Information provided:
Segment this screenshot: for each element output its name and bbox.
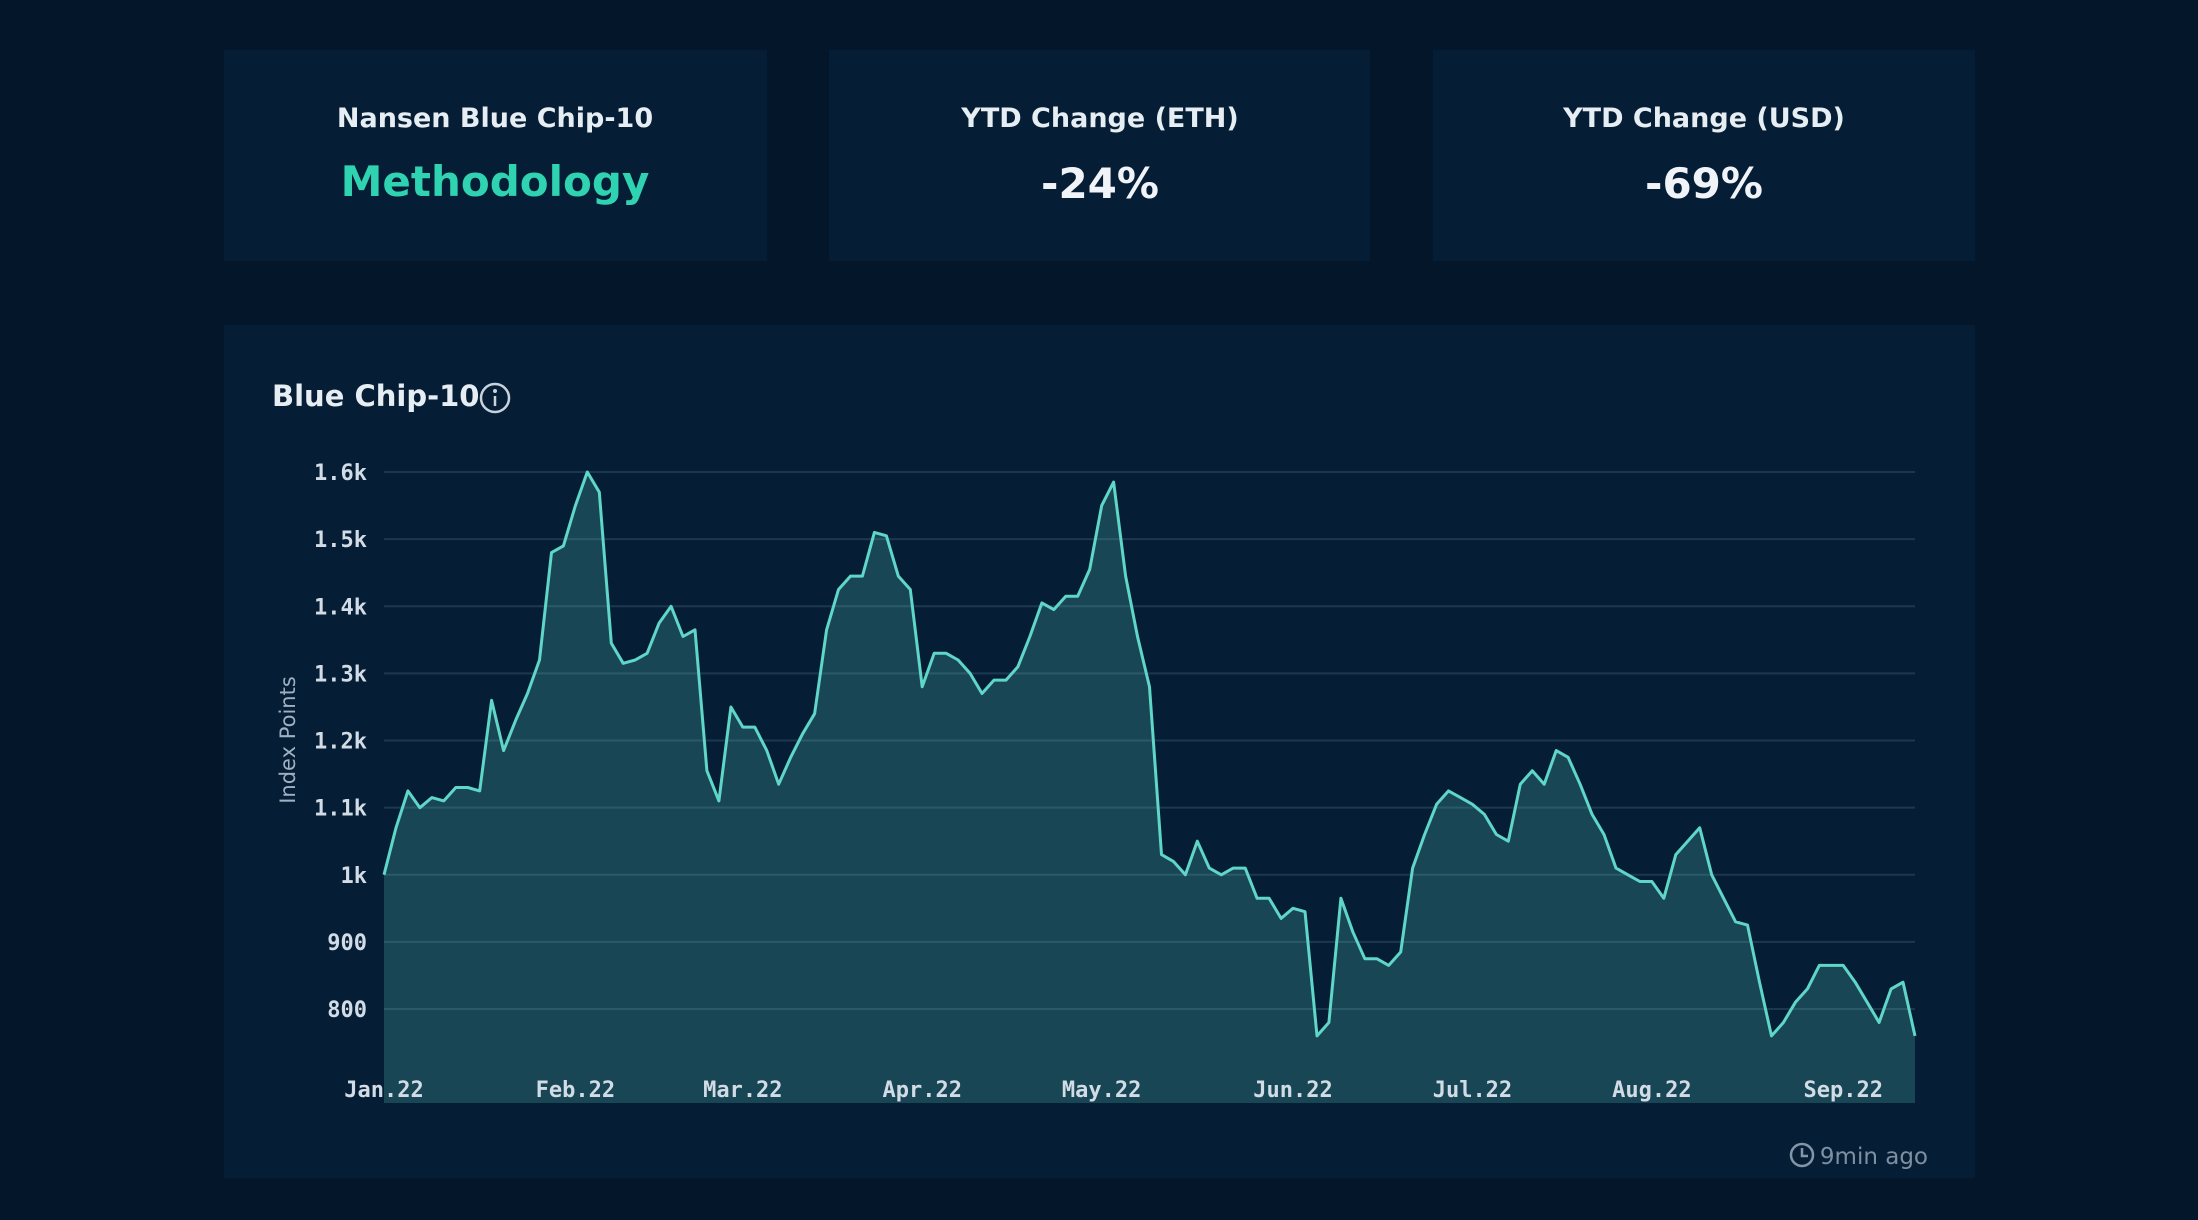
chart-title: Blue Chip-10 <box>272 379 479 413</box>
y-tick-label: 1.2k <box>314 730 367 755</box>
area <box>384 472 1915 1103</box>
x-tick-label: Feb.22 <box>536 1078 615 1103</box>
y-tick-label: 1.3k <box>314 662 367 687</box>
methodology-link[interactable]: Methodology <box>341 157 650 206</box>
card-value: -69% <box>1645 159 1763 208</box>
y-tick-label: 1.1k <box>314 797 367 822</box>
x-tick-label: Jun.22 <box>1253 1078 1332 1103</box>
y-tick-label: 1.4k <box>314 595 367 620</box>
y-tick-label: 900 <box>327 931 367 956</box>
x-tick-label: Jul.22 <box>1433 1078 1512 1103</box>
x-tick-label: Jan.22 <box>344 1078 423 1103</box>
x-tick-label: May.22 <box>1062 1078 1141 1103</box>
line <box>382 470 1917 1038</box>
x-tick-label: Mar.22 <box>703 1078 782 1103</box>
info-icon[interactable] <box>479 382 511 414</box>
y-axis-title: Index Points <box>276 676 300 804</box>
card-label: YTD Change (ETH) <box>960 103 1238 134</box>
card-label: Nansen Blue Chip-10 <box>337 103 653 134</box>
card-value: -24% <box>1041 159 1159 208</box>
x-tick-label: Aug.22 <box>1612 1078 1691 1103</box>
y-tick-label: 1.6k <box>314 461 367 486</box>
x-tick-label: Apr.22 <box>883 1078 962 1103</box>
card <box>1433 50 1975 261</box>
updated-time: 9min ago <box>1820 1144 1928 1170</box>
card-label: YTD Change (USD) <box>1562 103 1845 134</box>
clock-icon <box>1789 1142 1815 1168</box>
card <box>829 50 1370 261</box>
x-tick-label: Sep.22 <box>1803 1078 1882 1103</box>
chart-card <box>224 325 1975 1178</box>
y-tick-label: 1k <box>341 864 368 889</box>
card <box>224 50 767 261</box>
y-tick-label: 800 <box>327 998 367 1023</box>
y-tick-label: 1.5k <box>314 528 367 553</box>
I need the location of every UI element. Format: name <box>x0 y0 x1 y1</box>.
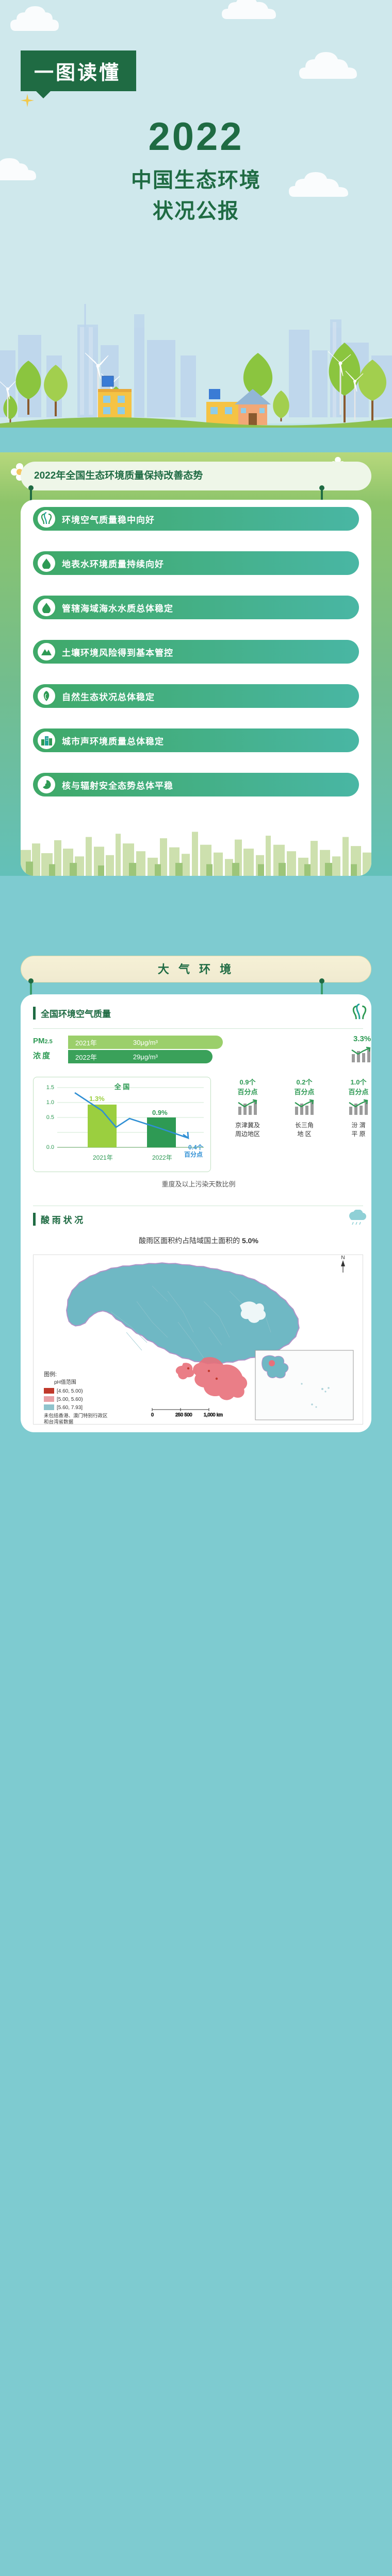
svg-text:[5.00, 5.60): [5.00, 5.60) <box>57 1397 83 1402</box>
svg-text:[5.60, 7.93]: [5.60, 7.93] <box>57 1405 83 1411</box>
svg-text:250 500: 250 500 <box>175 1412 192 1417</box>
svg-text:0: 0 <box>151 1412 154 1417</box>
svg-text:0.4个: 0.4个 <box>188 1143 204 1151</box>
svg-text:图例:: 图例: <box>44 1370 57 1378</box>
svg-text:pH值范围: pH值范围 <box>54 1379 76 1385</box>
svg-text:0.0: 0.0 <box>46 1144 54 1150</box>
svg-text:0.9%: 0.9% <box>152 1109 168 1116</box>
svg-text:2021年: 2021年 <box>93 1154 113 1161</box>
svg-text:1.0: 1.0 <box>46 1099 54 1106</box>
svg-text:[4.60, 5.00): [4.60, 5.00) <box>57 1388 83 1394</box>
svg-text:未包括香港、澳门特别行政区: 未包括香港、澳门特别行政区 <box>44 1413 108 1419</box>
svg-text:2022年: 2022年 <box>152 1154 172 1161</box>
svg-text:0.5: 0.5 <box>46 1114 54 1121</box>
svg-text:N: N <box>341 1255 345 1261</box>
svg-text:1,000 km: 1,000 km <box>204 1412 223 1417</box>
svg-text:百分点: 百分点 <box>184 1150 203 1158</box>
svg-text:1.3%: 1.3% <box>89 1095 105 1103</box>
svg-text:和台湾省数据: 和台湾省数据 <box>44 1419 74 1425</box>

Goal of the exercise:
Rewrite all of the material above with every "card-label" changed to "card-caption" and everything else left as it is. Leave the pictures out.

Reply to the exercise:
Segment this screenshot: for each element output its name and bbox.
chart-title: Blue Chip-10 <box>272 379 479 413</box>
y-tick-label: 1.2k <box>314 730 367 755</box>
area <box>384 472 1915 1103</box>
x-tick-label: Feb.22 <box>536 1078 615 1103</box>
y-tick-label: 1.3k <box>314 662 367 687</box>
methodology-link[interactable]: Methodology <box>341 157 650 206</box>
card-value: -69% <box>1645 159 1763 208</box>
y-tick-label: 1.1k <box>314 797 367 822</box>
x-tick-label: Jun.22 <box>1253 1078 1332 1103</box>
y-tick-label: 1.4k <box>314 595 367 620</box>
y-tick-label: 900 <box>327 931 367 956</box>
x-tick-label: Jul.22 <box>1433 1078 1512 1103</box>
x-tick-label: Jan.22 <box>344 1078 423 1103</box>
x-tick-label: May.22 <box>1062 1078 1141 1103</box>
line <box>382 470 1917 1038</box>
x-tick-label: Mar.22 <box>703 1078 782 1103</box>
info-icon[interactable] <box>479 382 511 414</box>
y-axis-title: Index Points <box>276 676 300 804</box>
card-caption: YTD Change (ETH) <box>960 103 1238 134</box>
card-caption: Nansen Blue Chip-10 <box>337 103 653 134</box>
card-value: -24% <box>1041 159 1159 208</box>
x-tick-label: Aug.22 <box>1612 1078 1691 1103</box>
y-tick-label: 1.6k <box>314 461 367 486</box>
x-tick-label: Apr.22 <box>883 1078 962 1103</box>
card <box>1433 50 1975 261</box>
updated-time: 9min ago <box>1820 1144 1928 1170</box>
card-caption: YTD Change (USD) <box>1562 103 1845 134</box>
clock-icon <box>1789 1142 1815 1168</box>
card <box>829 50 1370 261</box>
x-tick-label: Sep.22 <box>1803 1078 1882 1103</box>
chart-card <box>224 325 1975 1178</box>
y-tick-label: 1k <box>341 864 368 889</box>
card <box>224 50 767 261</box>
y-tick-label: 800 <box>327 998 367 1023</box>
y-tick-label: 1.5k <box>314 528 367 553</box>
I need the location of every UI element. Format: name <box>x0 y0 x1 y1</box>.
svg-text:[5.00, 5.60): [5.00, 5.60) <box>57 1397 83 1402</box>
svg-text:[5.60, 7.93]: [5.60, 7.93] <box>57 1405 83 1411</box>
svg-text:250 500: 250 500 <box>175 1412 192 1417</box>
svg-text:0: 0 <box>151 1412 154 1417</box>
svg-text:0.4个: 0.4个 <box>188 1143 204 1151</box>
svg-text:图例:: 图例: <box>44 1370 57 1378</box>
svg-text:pH值范围: pH值范围 <box>54 1379 76 1385</box>
svg-text:0.0: 0.0 <box>46 1144 54 1150</box>
svg-text:0.9%: 0.9% <box>152 1109 168 1116</box>
svg-text:2021年: 2021年 <box>93 1154 113 1161</box>
svg-text:1.0: 1.0 <box>46 1099 54 1106</box>
svg-text:[4.60, 5.00): [4.60, 5.00) <box>57 1388 83 1394</box>
svg-text:未包括香港、澳门特别行政区: 未包括香港、澳门特别行政区 <box>44 1413 108 1419</box>
svg-text:2022年: 2022年 <box>152 1154 172 1161</box>
svg-text:0.5: 0.5 <box>46 1114 54 1121</box>
svg-text:N: N <box>341 1255 345 1261</box>
svg-text:1,000 km: 1,000 km <box>204 1412 223 1417</box>
svg-text:百分点: 百分点 <box>184 1150 203 1158</box>
svg-text:1.3%: 1.3% <box>89 1095 105 1103</box>
svg-text:和台湾省数据: 和台湾省数据 <box>44 1419 74 1425</box>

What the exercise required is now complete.